TEXT EXCERPT »
— Begin —

SRLs with unidirectional cross-feedback have also been proposed in literature. In [23] a monolithically integrated external distributed Bragg reflector (DBR) section has been used as filtering element to tune the SRL. In this device, one directional mode is reflected by the FOF section in the opposite direction, but not vice-versa. Such a design has an additional interesting feature: the directional symmetry of the SRL is broken by the FOF, which should lead to a dominant lasing direction. Conventional feedback in such a laser (e.g. from fibre facets or other partially reflecting external components) will be injected in the suppressed directional mode and hence it can be expected that such a laser will be less sensitive to optical feedback. The results in [23] have shown the possibility to achieve single mode emission with a side mode suppression ratio (SMSR) of 30 dB. In addition, a wavelength switching time of 450ps has been observed. But also in this device, no independent control of the feedback phase was foreseen in the design. Moreover, the strength of the FOF could not be directly tuned. The dominant longitudinal mode (LM), and hence also the emission wavelength can be changed by thermal tuning of the DBR reflectivity spectrum, but fine-tuning of the selected mode is not easy: when the laser hops to the another LM, it will often skip a few adjacent modes.

— End —

STORED RECORDS »
— Begin —

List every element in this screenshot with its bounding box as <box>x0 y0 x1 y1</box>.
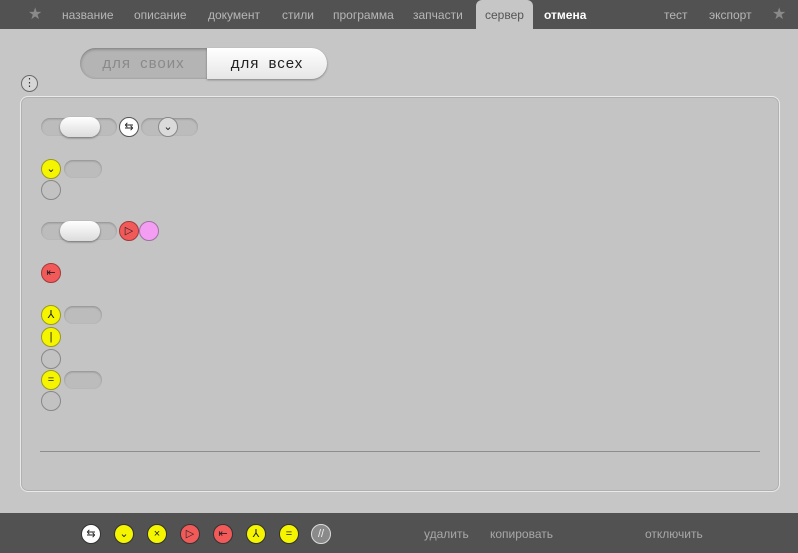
audience-all-option[interactable]: для всех <box>207 48 327 79</box>
top-navigation-bar: ★ название описание документ стили прогр… <box>0 0 798 29</box>
value-track <box>64 160 102 178</box>
tab-name[interactable]: название <box>62 0 114 29</box>
tab-program[interactable]: программа <box>333 0 394 29</box>
toggle-knob[interactable] <box>60 221 100 241</box>
bottom-toolbar: ⇆ ⌄ × ▷ ⇤ ⅄ = // удалить копировать откл… <box>0 513 798 553</box>
tab-document[interactable]: документ <box>208 0 260 29</box>
disable-button[interactable]: отключить <box>645 524 703 544</box>
delete-button[interactable]: удалить <box>424 524 469 544</box>
audience-toggle: для своих для всех <box>80 48 327 79</box>
toggle-knob[interactable] <box>60 117 100 137</box>
exit-arrow-icon[interactable]: ⇤ <box>41 263 61 283</box>
play-icon[interactable]: ▷ <box>180 524 200 544</box>
audience-own-option[interactable]: для своих <box>80 48 207 79</box>
value-track <box>64 371 102 389</box>
tab-export[interactable]: экспорт <box>709 0 752 29</box>
exit-arrow-icon[interactable]: ⇤ <box>213 524 233 544</box>
star-icon[interactable]: ★ <box>772 5 786 25</box>
tab-server[interactable]: сервер <box>476 0 533 29</box>
vertical-line-icon[interactable]: | <box>41 327 61 347</box>
tab-styles[interactable]: стили <box>282 0 314 29</box>
tab-description[interactable]: описание <box>134 0 187 29</box>
chevron-down-icon[interactable]: ⌄ <box>41 159 61 179</box>
chevron-down-icon[interactable]: ⌄ <box>114 524 134 544</box>
color-swatch[interactable] <box>139 221 159 241</box>
copy-button[interactable]: копировать <box>490 524 553 544</box>
chevron-down-icon[interactable]: ⌄ <box>158 117 178 137</box>
fork-icon[interactable]: ⅄ <box>41 305 61 325</box>
cross-icon[interactable]: × <box>147 524 167 544</box>
tab-test[interactable]: тест <box>664 0 688 29</box>
star-icon[interactable]: ★ <box>28 5 42 25</box>
fork-icon[interactable]: ⅄ <box>246 524 266 544</box>
equals-icon[interactable]: = <box>41 370 61 390</box>
empty-slot[interactable] <box>41 391 61 411</box>
tab-parts[interactable]: запчасти <box>413 0 463 29</box>
divider <box>40 451 760 452</box>
swap-arrows-icon[interactable]: ⇆ <box>81 524 101 544</box>
equals-icon[interactable]: = <box>279 524 299 544</box>
settings-panel <box>20 96 780 492</box>
play-icon[interactable]: ▷ <box>119 221 139 241</box>
empty-slot[interactable] <box>41 180 61 200</box>
value-track <box>64 306 102 324</box>
chain-icon[interactable]: ⋮ <box>21 75 38 92</box>
tab-cancel[interactable]: отмена <box>544 0 586 29</box>
empty-slot[interactable] <box>41 349 61 369</box>
swap-arrows-icon[interactable]: ⇆ <box>119 117 139 137</box>
double-slash-icon[interactable]: // <box>311 524 331 544</box>
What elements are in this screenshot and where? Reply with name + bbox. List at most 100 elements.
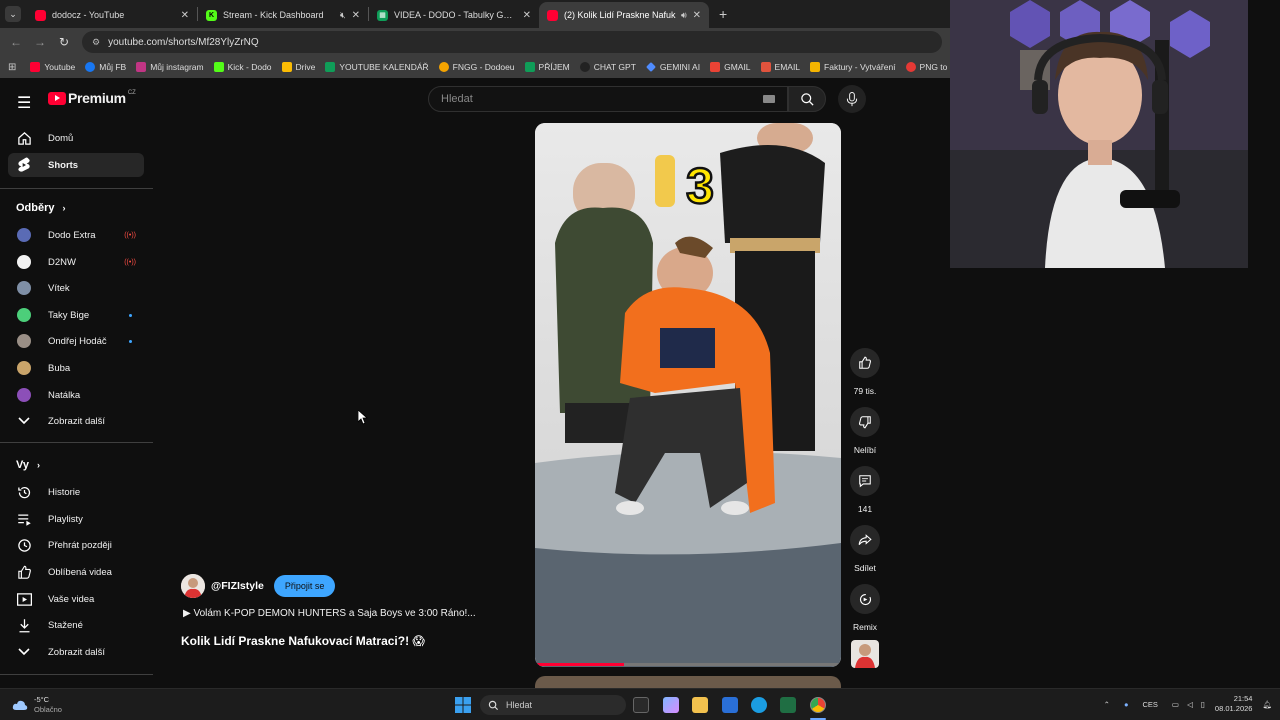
bookmark-item[interactable]: PŘÍJEM <box>524 62 570 72</box>
dislike-button[interactable]: Nelíbí <box>849 407 881 455</box>
show-hidden-icons-icon[interactable]: ⌃ <box>1104 700 1110 709</box>
search-icon <box>800 92 814 106</box>
language-indicator[interactable]: CES <box>1142 700 1157 709</box>
sidebar-item-watch-later[interactable]: Přehrát později <box>8 533 144 557</box>
sidebar-item-vitek[interactable]: Vítek <box>8 276 144 300</box>
short-video-player[interactable]: 3 <box>535 123 841 667</box>
forward-icon[interactable]: → <box>28 35 52 49</box>
bookmark-item[interactable]: Kick - Dodo <box>213 62 272 72</box>
audio-track-thumbnail[interactable] <box>849 640 881 673</box>
menu-icon[interactable]: ☰ <box>17 93 31 113</box>
edge-icon[interactable] <box>751 697 767 713</box>
close-tab-icon[interactable]: ✕ <box>693 10 701 21</box>
tab-kick-dashboard[interactable]: K Stream - Kick Dashboard 🔇︎ ✕ <box>198 2 368 28</box>
tab-muted-icon[interactable]: 🔇︎ <box>340 10 346 21</box>
bookmark-item[interactable]: Můj FB <box>85 62 126 72</box>
sidebar-item-natalka[interactable]: Natálka <box>8 383 144 407</box>
notification-bell-icon[interactable]: 🔔︎ <box>1262 700 1272 709</box>
sidebar-item-label: Zobrazit další <box>48 646 106 658</box>
bookmark-item[interactable]: YOUTUBE KALENDÁŘ <box>325 62 429 72</box>
file-explorer-icon[interactable] <box>692 697 708 713</box>
taskbar-search-input[interactable]: Hledat <box>480 695 626 715</box>
sidebar-item-downloads[interactable]: Stažené <box>8 613 144 637</box>
bookmark-item[interactable]: FNGG - Dodoeu <box>438 62 515 72</box>
sidebar-item-buba[interactable]: Buba <box>8 356 144 380</box>
sidebar-show-more-you[interactable]: Zobrazit další <box>8 640 144 664</box>
home-icon <box>16 131 32 146</box>
share-button[interactable]: Sdílet <box>849 525 881 573</box>
sidebar-item-liked-videos[interactable]: Oblíbená videa <box>8 560 144 584</box>
bookmarks-bar: ⊞ Youtube Můj FB Můj instagram Kick - Do… <box>0 56 950 78</box>
battery-icon[interactable]: ▯ <box>1201 700 1205 709</box>
reload-icon[interactable]: ↻ <box>52 35 76 49</box>
comments-button[interactable]: 141 <box>849 466 881 514</box>
channel-name[interactable]: @FIZIstyle <box>211 580 264 592</box>
related-video-link[interactable]: ▶ Volám K-POP DEMON HUNTERS a Saja Boys … <box>183 608 476 619</box>
watch-later-icon <box>16 538 32 553</box>
tab-active-short[interactable]: (2) Kolik Lidí Praskne Nafuk 🔊︎ ✕ <box>539 2 709 28</box>
close-tab-icon[interactable]: ✕ <box>523 10 531 21</box>
address-bar[interactable]: ⚙︎ youtube.com/shorts/Mf28YlyZrNQ <box>82 31 942 53</box>
bookmark-item[interactable]: Youtube <box>30 62 75 72</box>
sidebar-show-more-subs[interactable]: Zobrazit další <box>8 409 144 433</box>
bookmark-label: PŘÍJEM <box>538 62 570 72</box>
tab-search-icon[interactable]: ⌄ <box>5 6 21 22</box>
like-button[interactable]: 79 tis. <box>849 348 881 396</box>
bookmark-item[interactable]: GEMINI AI <box>645 62 700 72</box>
video-progress-fill[interactable] <box>535 663 624 666</box>
youtube-premium-logo[interactable]: Premium CZ <box>48 90 136 106</box>
bookmark-item[interactable]: Můj instagram <box>136 62 204 72</box>
tab-dodocz-youtube[interactable]: dodocz - YouTube ✕ <box>27 2 197 28</box>
excel-icon[interactable] <box>780 697 796 713</box>
site-info-icon[interactable]: ⚙︎ <box>92 37 100 48</box>
task-view-icon[interactable] <box>633 697 649 713</box>
bookmark-item[interactable]: EMAIL <box>760 62 800 72</box>
bookmark-item[interactable]: Faktury - Vytváření <box>810 62 896 72</box>
sidebar-item-ondrej-hodac[interactable]: Ondřej Hodáč <box>8 329 144 353</box>
sidebar-item-your-videos[interactable]: Vaše videa <box>8 587 144 611</box>
avatar <box>17 334 31 348</box>
windows-start-icon <box>455 697 471 713</box>
new-tab-button[interactable]: + <box>719 6 727 22</box>
sidebar-item-dodo-extra[interactable]: Dodo Extra ((•)) <box>8 223 144 247</box>
close-tab-icon[interactable]: ✕ <box>352 10 360 21</box>
chrome-icon[interactable] <box>810 697 826 713</box>
sidebar: Domů Shorts Odběry › Dodo Extra ((•)) D2N… <box>0 122 153 688</box>
sidebar-item-shorts[interactable]: Shorts <box>8 153 144 177</box>
copilot-icon[interactable] <box>663 697 679 713</box>
remix-button[interactable]: Remix <box>849 584 881 632</box>
subscriptions-heading[interactable]: Odběry › <box>16 202 66 214</box>
bookmark-item[interactable]: GMAIL <box>710 62 751 72</box>
network-icon[interactable]: ▭ <box>1172 700 1179 709</box>
bookmark-item[interactable]: PNG to PD <box>905 62 950 72</box>
bookmark-item[interactable]: CHAT GPT <box>579 62 636 72</box>
close-tab-icon[interactable]: ✕ <box>181 10 189 21</box>
outlook-icon[interactable] <box>722 697 738 713</box>
back-icon[interactable]: ← <box>4 35 28 49</box>
sidebar-item-history[interactable]: Historie <box>8 480 144 504</box>
keyboard-icon[interactable] <box>763 95 775 103</box>
sidebar-item-playlists[interactable]: Playlisty <box>8 507 144 531</box>
voice-search-button[interactable] <box>838 85 866 113</box>
next-short-preview[interactable] <box>535 676 841 688</box>
sidebar-item-label: Domů <box>48 132 74 144</box>
bookmark-item[interactable]: Drive <box>281 62 315 72</box>
clock[interactable]: 21:54 08.01.2026 <box>1215 694 1253 714</box>
you-heading[interactable]: Vy › <box>16 459 40 471</box>
channel-avatar[interactable] <box>181 574 205 598</box>
avatar <box>17 228 31 242</box>
sidebar-item-home[interactable]: Domů <box>8 126 144 150</box>
sidebar-item-taky-bige[interactable]: Taky Bige <box>8 303 144 327</box>
weather-widget[interactable]: -5°C Oblačno <box>12 695 62 715</box>
volume-icon[interactable]: ◁ <box>1187 700 1193 709</box>
webcam-feed <box>950 0 1248 268</box>
search-button[interactable] <box>788 86 826 112</box>
join-button[interactable]: Připojit se <box>273 575 336 597</box>
microphone-tray-icon[interactable]: ● <box>1124 700 1129 709</box>
search-input[interactable]: Hledat <box>428 86 788 112</box>
sidebar-item-d2nw[interactable]: D2NW ((•)) <box>8 250 144 274</box>
tab-audio-icon[interactable]: 🔊︎ <box>681 10 687 21</box>
start-button[interactable] <box>455 697 471 718</box>
tab-google-sheets[interactable]: ▦ VIDEA - DODO - Tabulky Goog ✕ <box>369 2 539 28</box>
apps-grid-icon[interactable]: ⊞ <box>8 62 16 73</box>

— End —

SET OF TASKS »
1 > Rewrite the paragraph of the semiconductor ring laser text that begins "SRLs with unidirectional cross-feedback" as a bulleted list of its main facts.
2 > In the records, turn the lines from the one containing "bookmark-item[interactable]: PŘÍJEM <box>524" up to and including the one containing "search-icon <box>800 92 814 106</box>" into a numbered list.

ANSWERS BY TASK »
1 >
- SRLs with unidirectional cross-feedback have been proposed in the literature.
- In [23], a monolithically integrated external DBR section was used as a filtering element to tune the SRL.
- The FOF section reflects one directional mode into the opposite direction, but not the other way around.
- Because the FOF breaks the directional symmetry, a dominant lasing direction should result.
- Conventional feedback, such as from fibre facets, would be injected into the suppressed mode, so the laser can be expected to be less sensitive to optical feedback.
- [23] showed single mode emission with an SMSR of 30 dB and a wavelength switching time of 450ps.
- The design provided no independent control of the feedback phase, and the FOF strength could not be tuned directly.
- Thermal tuning of the DBR reflectivity spectrum can change the dominant longitudinal mode and emission wavelength.
- Fine-tuning is difficult because the laser often skips a few adjacent modes when it hops to another mode.

2 >
1. bookmark-item[interactable]: PŘÍJEM <box>524 62 570 72</box>
2. dislike-button[interactable]: Nelíbí <box>849 407 881 455</box>
3. show-hidden-icons-icon[interactable]: ⌃ <box>1104 700 1110 709</box>
4. search-icon <box>800 92 814 106</box>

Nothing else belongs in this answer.